Directions — Write out the entire listing below exactly, with the pictures left out.

Material supplied —
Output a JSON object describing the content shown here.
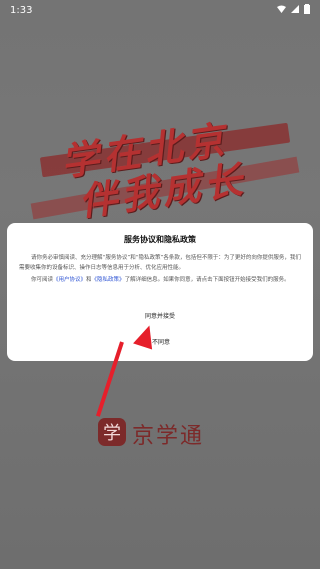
{
  "status_bar": {
    "time": "1:33",
    "wifi_icon": "wifi-icon",
    "signal_icon": "signal-icon",
    "battery_icon": "battery-icon"
  },
  "splash": {
    "slogan_line1": "学在北京",
    "slogan_line2": "伴我成长",
    "logo_text": "京学通",
    "logo_icon": "app-logo-icon"
  },
  "dialog": {
    "title": "服务协议和隐私政策",
    "paragraph1": "请你务必审慎阅读、充分理解“服务协议”和“隐私政策”各条款，包括但不限于：为了更好的向你提供服务，我们需要收集你的设备标识、操作日志等信息用于分析、优化应用性能。",
    "paragraph2_prefix": "你可阅读",
    "user_agreement_link": "《用户协议》",
    "and_text": "和",
    "privacy_policy_link": "《隐私政策》",
    "paragraph2_suffix": "了解详细信息。如果你同意，请点击下面按钮开始接受我们的服务。",
    "agree_button": "同意并接受",
    "disagree_button": "不同意"
  },
  "annotation": {
    "arrow_color": "#e61f2b"
  }
}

Final result —
Output a JSON object describing the content shown here.
{
  "status_bar": {
    "time": "1:33",
    "wifi_icon": "wifi-icon",
    "signal_icon": "signal-icon",
    "battery_icon": "battery-icon"
  },
  "splash": {
    "slogan_line1": "学在北京",
    "slogan_line2": "伴我成长",
    "logo_text": "京学通",
    "logo_icon": "app-logo-icon"
  },
  "dialog": {
    "title": "服务协议和隐私政策",
    "paragraph1": "请你务必审慎阅读、充分理解“服务协议”和“隐私政策”各条款，包括但不限于：为了更好的向你提供服务，我们需要收集你的设备标识、操作日志等信息用于分析、优化应用性能。",
    "paragraph2_prefix": "你可阅读",
    "user_agreement_link": "《用户协议》",
    "and_text": "和",
    "privacy_policy_link": "《隐私政策》",
    "paragraph2_suffix": "了解详细信息。如果你同意，请点击下面按钮开始接受我们的服务。",
    "agree_button": "同意并接受",
    "disagree_button": "不同意"
  },
  "annotation": {
    "arrow_color": "#e61f2b"
  }
}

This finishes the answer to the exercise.